**Requirement:**
Could you transcribe every record below exactly as written, leaving out any pictures?

━━ Exercise inputs

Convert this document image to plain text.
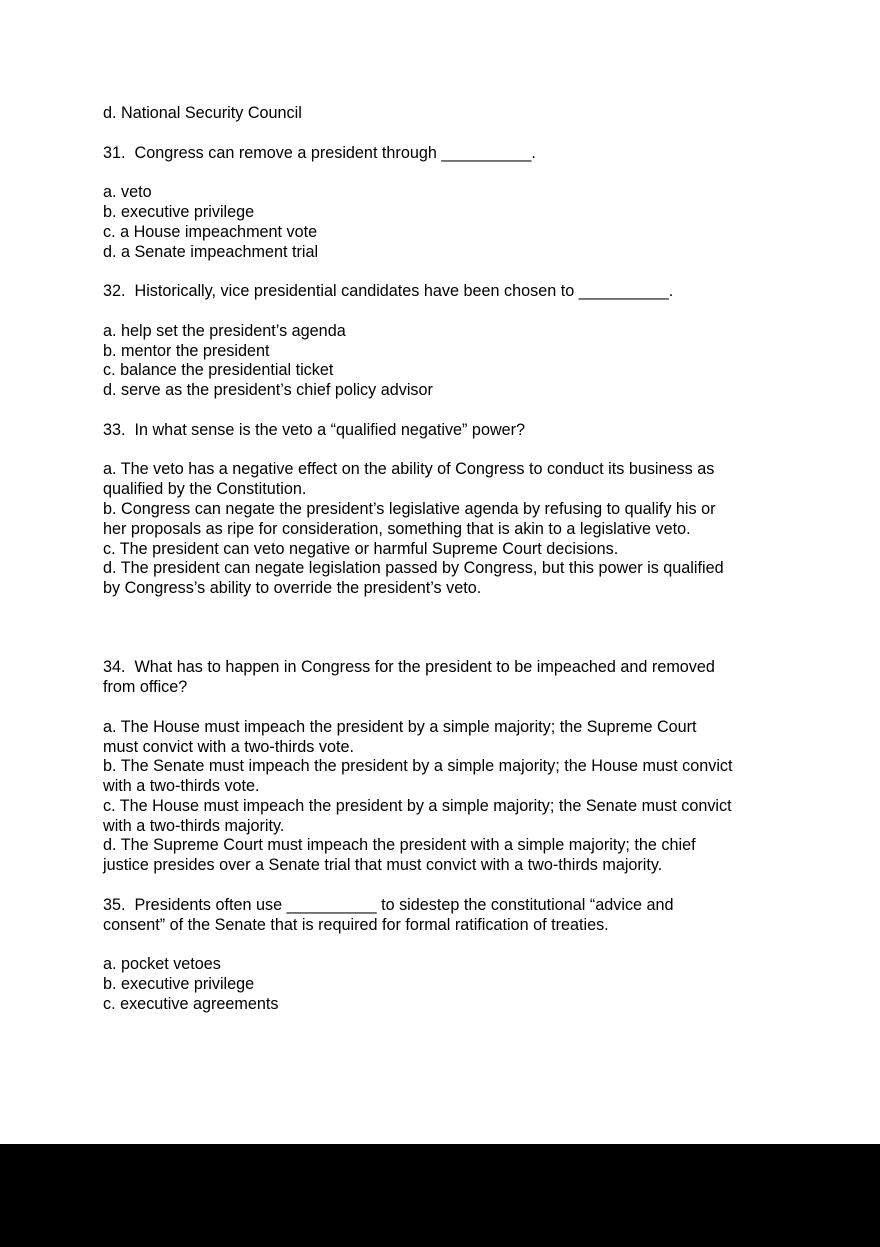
d. National Security Council
31.  Congress can remove a president through __________.
a. veto
b. executive privilege
c. a House impeachment vote
d. a Senate impeachment trial
32.  Historically, vice presidential candidates have been chosen to __________.
a. help set the president’s agenda
b. mentor the president
c. balance the presidential ticket
d. serve as the president’s chief policy advisor
33.  In what sense is the veto a “qualified negative” power?
a. The veto has a negative effect on the ability of Congress to conduct its business as
qualified by the Constitution.
b. Congress can negate the president’s legislative agenda by refusing to qualify his or
her proposals as ripe for consideration, something that is akin to a legislative veto.
c. The president can veto negative or harmful Supreme Court decisions.
d. The president can negate legislation passed by Congress, but this power is qualified
by Congress’s ability to override the president’s veto.
34.  What has to happen in Congress for the president to be impeached and removed
from office?
a. The House must impeach the president by a simple majority; the Supreme Court
must convict with a two-thirds vote.
b. The Senate must impeach the president by a simple majority; the House must convict
with a two-thirds vote.
c. The House must impeach the president by a simple majority; the Senate must convict
with a two-thirds majority.
d. The Supreme Court must impeach the president with a simple majority; the chief
justice presides over a Senate trial that must convict with a two-thirds majority.
35.  Presidents often use __________ to sidestep the constitutional “advice and
consent” of the Senate that is required for formal ratification of treaties.
a. pocket vetoes
b. executive privilege
c. executive agreements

━━━━

**Expected answer:**
Convert this document image to plain text.
d. National Security Council
31.  Congress can remove a president through __________.
a. veto
b. executive privilege
c. a House impeachment vote
d. a Senate impeachment trial
32.  Historically, vice presidential candidates have been chosen to __________.
a. help set the president’s agenda
b. mentor the president
c. balance the presidential ticket
d. serve as the president’s chief policy advisor
33.  In what sense is the veto a “qualified negative” power?
a. The veto has a negative effect on the ability of Congress to conduct its business as
qualified by the Constitution.
b. Congress can negate the president’s legislative agenda by refusing to qualify his or
her proposals as ripe for consideration, something that is akin to a legislative veto.
c. The president can veto negative or harmful Supreme Court decisions.
d. The president can negate legislation passed by Congress, but this power is qualified
by Congress’s ability to override the president’s veto.
34.  What has to happen in Congress for the president to be impeached and removed
from office?
a. The House must impeach the president by a simple majority; the Supreme Court
must convict with a two-thirds vote.
b. The Senate must impeach the president by a simple majority; the House must convict
with a two-thirds vote.
c. The House must impeach the president by a simple majority; the Senate must convict
with a two-thirds majority.
d. The Supreme Court must impeach the president with a simple majority; the chief
justice presides over a Senate trial that must convict with a two-thirds majority.
35.  Presidents often use __________ to sidestep the constitutional “advice and
consent” of the Senate that is required for formal ratification of treaties.
a. pocket vetoes
b. executive privilege
c. executive agreements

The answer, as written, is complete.